Monday, August 23, 2010

The Great American City

Let's ignore "Mosque Madness" for a time or if you'd rather not, depart from this place as I do so.

I post today to sing the praises of the City of the Broad Shoulders (don't be intimidated by them), renowned for many things if not (yet?) the fact that it is the place of my birth.  Yes, it's my kind of town, my hometown, where, invariably, I lose the blues.  And it's true of course that not even Billy Sunday could shut it down.

My maternal grandmother learned how to knit at Hull House.  My maternal grandfather was a conductor on the L (which I've also seen characterized as the EL) back when the CTA had conductors and would take my brother and I along on his route now and then.  My parental grandparents were both in Vaudeville, and performed in Chicago and elsewhere.  My maternal grandparents are buried in the same cemetery, and not far from, the last resting places of Al Capone and Frank Nitte.

I've mentioned before here that Norman Mailer called it "a great American city" in his New Journalism classic Miami and the Siege of Chicago, and that I think of it as the Great American City.  Wandering through Grant Park at the Gold Coast Art Fair I was reminded of when, in 1968, the "whole world was watching" the Democratic Convention dissolve into chaos courtesy of disaffected college students and the police of the city.  Sitting in Andy's Jazz Club on East Hubbard and listening to a trio play a few days ago, I felt called on to explain why I think it's a special place.

Happily, the smell of the stockyards is no longer with us, but Chicago owes much of its status and history to them, and to the railroad.  It was for many years the hub which all roads led to and from in the days when Americans rode the rails, and many of the great from the east and the west coasts would stop there.  Route 66 commenced in the city.  It was and remains a great financial center.  It is very much a central city, more or less in the heart of the nation.  It is sufficiently detached from the east and west coasts to avoid the influence, both good and bad, of foreign nations to a greater extent than New York and L.A.
★ ★ ★ ★ ★
Given exercise A ->
In the post about Chicago, rewrite the part that opens with the words containing "I post today to" and closes with "shut it down.", putting "home city" in place of "hometown".
Given exercise B ->
Answer these questions from the post about Chicago:
(i) Where did the writer's maternal grandmother learn to knit?
(ii) What did Norman Mailer call the city, and in which book?
(iii) Which route commenced in the city?
★ ★ ★ ★ ★
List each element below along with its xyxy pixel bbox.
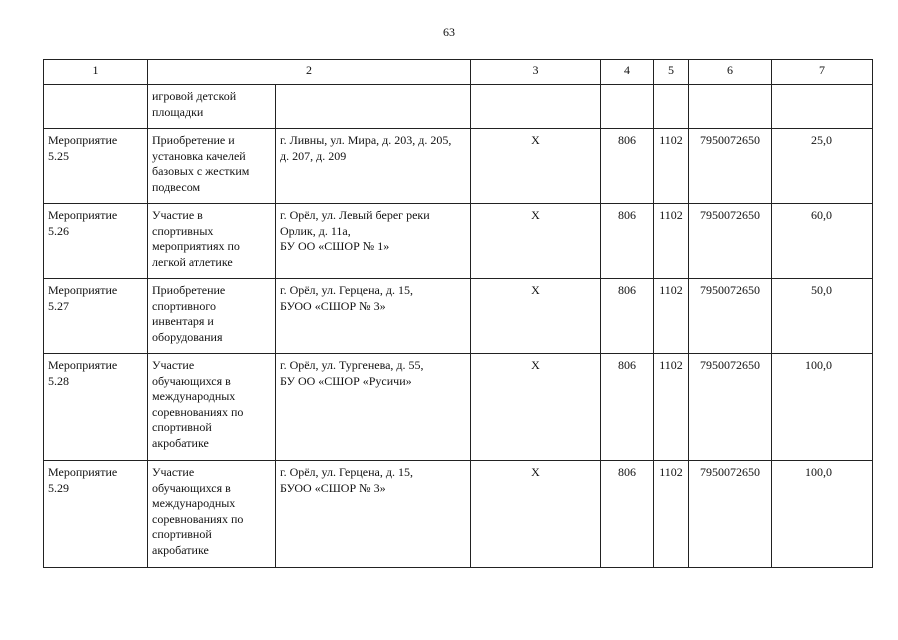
col4-cell — [601, 85, 654, 129]
measure-cell: Мероприятие 5.25 — [44, 129, 148, 204]
col7-cell: 25,0 — [772, 129, 873, 204]
col5-cell: 1102 — [654, 129, 689, 204]
col7-cell: 100,0 — [772, 461, 873, 568]
name-cell: игровой детской площадки — [148, 85, 276, 129]
name-cell: Приобретение спортивного инвентаря и оборудования — [148, 279, 276, 354]
table-row — [44, 129, 873, 204]
continuation-row — [44, 85, 873, 129]
address-cell: г. Ливны, ул. Мира, д. 203, д. 205, д. 207, д. 209 — [276, 129, 471, 204]
address-cell: г. Орёл, ул. Тургенева, д. 55, БУ ОО «СШОР «Русичи» — [276, 354, 471, 461]
col5-cell: 1102 — [654, 204, 689, 279]
col3-cell: Х — [471, 461, 601, 568]
table-row — [44, 204, 873, 279]
col3-cell — [471, 85, 601, 129]
col5-cell: 1102 — [654, 461, 689, 568]
table-row — [44, 279, 873, 354]
col7-cell: 100,0 — [772, 354, 873, 461]
col4-cell: 806 — [601, 354, 654, 461]
col6-cell: 7950072650 — [689, 461, 772, 568]
col6-cell: 7950072650 — [689, 354, 772, 461]
col6-cell: 7950072650 — [689, 279, 772, 354]
col5-cell: 1102 — [654, 354, 689, 461]
header-row — [44, 60, 873, 85]
col3-cell: Х — [471, 279, 601, 354]
budget-table — [43, 59, 873, 568]
header-cell-1: 1 — [44, 60, 148, 85]
name-cell: Участие обучающихся в международных соревнованиях по спортивной акробатике — [148, 461, 276, 568]
col5-cell: 1102 — [654, 279, 689, 354]
table-row — [44, 461, 873, 568]
measure-cell: Мероприятие 5.27 — [44, 279, 148, 354]
col4-cell: 806 — [601, 279, 654, 354]
header-cell-5: 5 — [654, 60, 689, 85]
col6-cell: 7950072650 — [689, 204, 772, 279]
address-cell: г. Орёл, ул. Левый берег реки Орлик, д. 11а, БУ ОО «СШОР № 1» — [276, 204, 471, 279]
col7-cell: 50,0 — [772, 279, 873, 354]
address-cell: г. Орёл, ул. Герцена, д. 15, БУОО «СШОР № 3» — [276, 461, 471, 568]
col5-cell — [654, 85, 689, 129]
col3-cell: Х — [471, 129, 601, 204]
header-cell-4: 4 — [601, 60, 654, 85]
col4-cell: 806 — [601, 461, 654, 568]
measure-cell: Мероприятие 5.26 — [44, 204, 148, 279]
name-cell: Приобретение и установка качелей базовых с жестким подвесом — [148, 129, 276, 204]
measure-cell: Мероприятие 5.28 — [44, 354, 148, 461]
header-cell-3: 3 — [471, 60, 601, 85]
address-cell — [276, 85, 471, 129]
col3-cell: Х — [471, 204, 601, 279]
col6-cell: 7950072650 — [689, 129, 772, 204]
col6-cell — [689, 85, 772, 129]
measure-cell — [44, 85, 148, 129]
name-cell: Участие обучающихся в международных соревнованиях по спортивной акробатике — [148, 354, 276, 461]
col7-cell: 60,0 — [772, 204, 873, 279]
header-cell-6: 6 — [689, 60, 772, 85]
address-cell: г. Орёл, ул. Герцена, д. 15, БУОО «СШОР № 3» — [276, 279, 471, 354]
name-cell: Участие в спортивных мероприятиях по легкой атлетике — [148, 204, 276, 279]
col4-cell: 806 — [601, 204, 654, 279]
header-cell-7: 7 — [772, 60, 873, 85]
col7-cell — [772, 85, 873, 129]
table-row — [44, 354, 873, 461]
measure-cell: Мероприятие 5.29 — [44, 461, 148, 568]
page-number: 63 — [443, 25, 455, 39]
col3-cell: Х — [471, 354, 601, 461]
col4-cell: 806 — [601, 129, 654, 204]
header-cell-2: 2 — [148, 60, 471, 85]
★ ★ ★ ★ ★
Full answer A ->
I post today to sing the praises of the City of the Broad Shoulders (don't be intimidated by them), renowned for many things if not (yet?) the fact that it is the place of my birth.  Yes, it's my kind of town, my home city, where, invariably, I lose the blues.  And it's true of course that not even Billy Sunday could shut it down.

Full answer B ->
(i) At Hull House.
(ii) He called it "a great American city" in Miami and the Siege of Chicago.
(iii) Route 66.